Start of DATASET CONTENT

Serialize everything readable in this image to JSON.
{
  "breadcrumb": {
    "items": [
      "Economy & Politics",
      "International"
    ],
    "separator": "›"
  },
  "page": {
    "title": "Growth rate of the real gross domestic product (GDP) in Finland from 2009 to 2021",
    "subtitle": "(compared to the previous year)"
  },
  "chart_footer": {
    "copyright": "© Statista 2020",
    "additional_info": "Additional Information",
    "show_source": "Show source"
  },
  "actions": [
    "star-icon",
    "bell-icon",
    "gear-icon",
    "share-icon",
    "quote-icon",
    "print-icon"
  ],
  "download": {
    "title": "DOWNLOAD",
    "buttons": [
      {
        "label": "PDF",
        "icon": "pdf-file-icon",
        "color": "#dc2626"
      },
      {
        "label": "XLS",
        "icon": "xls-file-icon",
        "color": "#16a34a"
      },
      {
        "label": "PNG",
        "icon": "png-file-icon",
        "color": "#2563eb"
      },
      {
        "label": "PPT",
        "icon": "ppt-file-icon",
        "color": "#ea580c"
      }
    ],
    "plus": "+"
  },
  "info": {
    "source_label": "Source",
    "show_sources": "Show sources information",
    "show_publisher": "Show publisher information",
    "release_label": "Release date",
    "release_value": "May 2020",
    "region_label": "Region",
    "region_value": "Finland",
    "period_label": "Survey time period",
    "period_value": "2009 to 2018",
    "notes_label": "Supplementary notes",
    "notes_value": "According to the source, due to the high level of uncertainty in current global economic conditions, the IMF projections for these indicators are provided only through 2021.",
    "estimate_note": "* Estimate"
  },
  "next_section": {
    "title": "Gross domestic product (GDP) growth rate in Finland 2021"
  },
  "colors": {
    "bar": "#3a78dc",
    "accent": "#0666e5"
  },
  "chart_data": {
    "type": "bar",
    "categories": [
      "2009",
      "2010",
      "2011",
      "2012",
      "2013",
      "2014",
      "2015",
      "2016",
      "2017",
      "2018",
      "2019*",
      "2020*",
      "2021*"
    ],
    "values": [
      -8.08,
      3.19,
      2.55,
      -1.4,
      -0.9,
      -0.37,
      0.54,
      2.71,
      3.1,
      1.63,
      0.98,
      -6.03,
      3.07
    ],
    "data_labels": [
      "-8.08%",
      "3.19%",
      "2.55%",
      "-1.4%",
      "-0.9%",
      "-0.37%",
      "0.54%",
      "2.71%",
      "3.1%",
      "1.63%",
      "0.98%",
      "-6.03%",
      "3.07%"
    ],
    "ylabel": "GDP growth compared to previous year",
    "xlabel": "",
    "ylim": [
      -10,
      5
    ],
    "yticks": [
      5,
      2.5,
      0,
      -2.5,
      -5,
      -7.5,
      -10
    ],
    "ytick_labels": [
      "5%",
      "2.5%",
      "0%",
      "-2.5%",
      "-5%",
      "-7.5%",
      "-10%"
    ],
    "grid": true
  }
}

End of DATASET CONTENT

■ **GOAL**
Return all of the entries exactly as they were supplied.

■ **THE ANSWER**
Serialize everything readable in this image to JSON.
{
  "breadcrumb": {
    "items": [
      "Economy & Politics",
      "International"
    ],
    "separator": "›"
  },
  "page": {
    "title": "Growth rate of the real gross domestic product (GDP) in Finland from 2009 to 2021",
    "subtitle": "(compared to the previous year)"
  },
  "chart_footer": {
    "copyright": "© Statista 2020",
    "additional_info": "Additional Information",
    "show_source": "Show source"
  },
  "actions": [
    "star-icon",
    "bell-icon",
    "gear-icon",
    "share-icon",
    "quote-icon",
    "print-icon"
  ],
  "download": {
    "title": "DOWNLOAD",
    "buttons": [
      {
        "label": "PDF",
        "icon": "pdf-file-icon",
        "color": "#dc2626"
      },
      {
        "label": "XLS",
        "icon": "xls-file-icon",
        "color": "#16a34a"
      },
      {
        "label": "PNG",
        "icon": "png-file-icon",
        "color": "#2563eb"
      },
      {
        "label": "PPT",
        "icon": "ppt-file-icon",
        "color": "#ea580c"
      }
    ],
    "plus": "+"
  },
  "info": {
    "source_label": "Source",
    "show_sources": "Show sources information",
    "show_publisher": "Show publisher information",
    "release_label": "Release date",
    "release_value": "May 2020",
    "region_label": "Region",
    "region_value": "Finland",
    "period_label": "Survey time period",
    "period_value": "2009 to 2018",
    "notes_label": "Supplementary notes",
    "notes_value": "According to the source, due to the high level of uncertainty in current global economic conditions, the IMF projections for these indicators are provided only through 2021.",
    "estimate_note": "* Estimate"
  },
  "next_section": {
    "title": "Gross domestic product (GDP) growth rate in Finland 2021"
  },
  "colors": {
    "bar": "#3a78dc",
    "accent": "#0666e5"
  },
  "chart_data": {
    "type": "bar",
    "categories": [
      "2009",
      "2010",
      "2011",
      "2012",
      "2013",
      "2014",
      "2015",
      "2016",
      "2017",
      "2018",
      "2019*",
      "2020*",
      "2021*"
    ],
    "values": [
      -8.08,
      3.19,
      2.55,
      -1.4,
      -0.9,
      -0.37,
      0.54,
      2.71,
      3.1,
      1.63,
      0.98,
      -6.03,
      3.07
    ],
    "data_labels": [
      "-8.08%",
      "3.19%",
      "2.55%",
      "-1.4%",
      "-0.9%",
      "-0.37%",
      "0.54%",
      "2.71%",
      "3.1%",
      "1.63%",
      "0.98%",
      "-6.03%",
      "3.07%"
    ],
    "ylabel": "GDP growth compared to previous year",
    "xlabel": "",
    "ylim": [
      -10,
      5
    ],
    "yticks": [
      5,
      2.5,
      0,
      -2.5,
      -5,
      -7.5,
      -10
    ],
    "ytick_labels": [
      "5%",
      "2.5%",
      "0%",
      "-2.5%",
      "-5%",
      "-7.5%",
      "-10%"
    ],
    "grid": true
  }
}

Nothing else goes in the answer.